Source data:
•••••

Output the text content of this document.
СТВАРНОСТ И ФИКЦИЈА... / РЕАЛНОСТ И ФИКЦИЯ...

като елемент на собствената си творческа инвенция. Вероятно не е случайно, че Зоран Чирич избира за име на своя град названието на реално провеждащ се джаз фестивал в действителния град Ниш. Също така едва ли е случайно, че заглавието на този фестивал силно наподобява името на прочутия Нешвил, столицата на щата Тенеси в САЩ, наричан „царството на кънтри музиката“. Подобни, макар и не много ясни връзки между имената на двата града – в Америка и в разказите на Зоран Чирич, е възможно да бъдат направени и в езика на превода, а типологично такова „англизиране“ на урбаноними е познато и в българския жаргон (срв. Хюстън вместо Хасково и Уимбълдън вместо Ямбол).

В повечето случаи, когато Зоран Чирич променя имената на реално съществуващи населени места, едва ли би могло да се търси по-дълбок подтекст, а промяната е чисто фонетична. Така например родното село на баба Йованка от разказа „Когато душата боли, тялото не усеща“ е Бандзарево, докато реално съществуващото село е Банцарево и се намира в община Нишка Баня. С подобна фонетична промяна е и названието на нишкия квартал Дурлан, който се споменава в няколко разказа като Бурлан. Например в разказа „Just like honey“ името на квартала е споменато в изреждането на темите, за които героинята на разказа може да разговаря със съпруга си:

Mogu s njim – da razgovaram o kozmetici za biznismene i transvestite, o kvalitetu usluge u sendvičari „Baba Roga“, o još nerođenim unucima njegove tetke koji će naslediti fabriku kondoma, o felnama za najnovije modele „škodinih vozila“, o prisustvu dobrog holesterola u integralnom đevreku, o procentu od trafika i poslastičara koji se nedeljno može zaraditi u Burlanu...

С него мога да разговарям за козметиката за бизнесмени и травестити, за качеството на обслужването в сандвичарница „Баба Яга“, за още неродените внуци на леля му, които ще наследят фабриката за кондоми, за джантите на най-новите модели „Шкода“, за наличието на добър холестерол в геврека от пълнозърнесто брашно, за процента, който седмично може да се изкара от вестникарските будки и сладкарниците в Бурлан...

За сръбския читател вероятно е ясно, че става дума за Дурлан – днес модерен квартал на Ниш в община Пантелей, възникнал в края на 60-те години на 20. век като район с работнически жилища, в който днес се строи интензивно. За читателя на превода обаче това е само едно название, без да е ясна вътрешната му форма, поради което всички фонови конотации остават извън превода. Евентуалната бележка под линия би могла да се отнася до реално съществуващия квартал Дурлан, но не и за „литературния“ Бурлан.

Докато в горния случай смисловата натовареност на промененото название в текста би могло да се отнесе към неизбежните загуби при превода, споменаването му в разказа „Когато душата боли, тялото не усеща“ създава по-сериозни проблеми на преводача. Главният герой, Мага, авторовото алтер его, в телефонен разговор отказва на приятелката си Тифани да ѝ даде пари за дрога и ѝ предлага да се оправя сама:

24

•••••

GOAL OF THE EXERCISE => Look through the data above. Each line containing the word "боли" needs to be copied.

REPLY TO THE EXERCISE =>
В повечето случаи, когато Зоран Чирич променя имената на реално съществуващи населени места, едва ли би могло да се търси по-дълбок подтекст, а промяната е чисто фонетична. Така например родното село на баба Йованка от разказа „Когато душата боли, тялото не усеща“ е Бандзарево, докато реално съществуващото село е Банцарево и се намира в община Нишка Баня. С подобна фонетична промяна е и названието на нишкия квартал Дурлан, който се споменава в няколко разказа като Бурлан. Например в разказа „Just like honey“ името на квартала е споменато в изреждането на темите, за които героинята на разказа може да разговаря със съпруга си:
Докато в горния случай смисловата натовареност на промененото название в текста би могло да се отнесе към неизбежните загуби при превода, споменаването му в разказа „Когато душата боли, тялото не усеща“ създава по-сериозни проблеми на преводача. Главният герой, Мага, авторовото алтер его, в телефонен разговор отказва на приятелката си Тифани да ѝ даде пари за дрога и ѝ предлага да се оправя сама:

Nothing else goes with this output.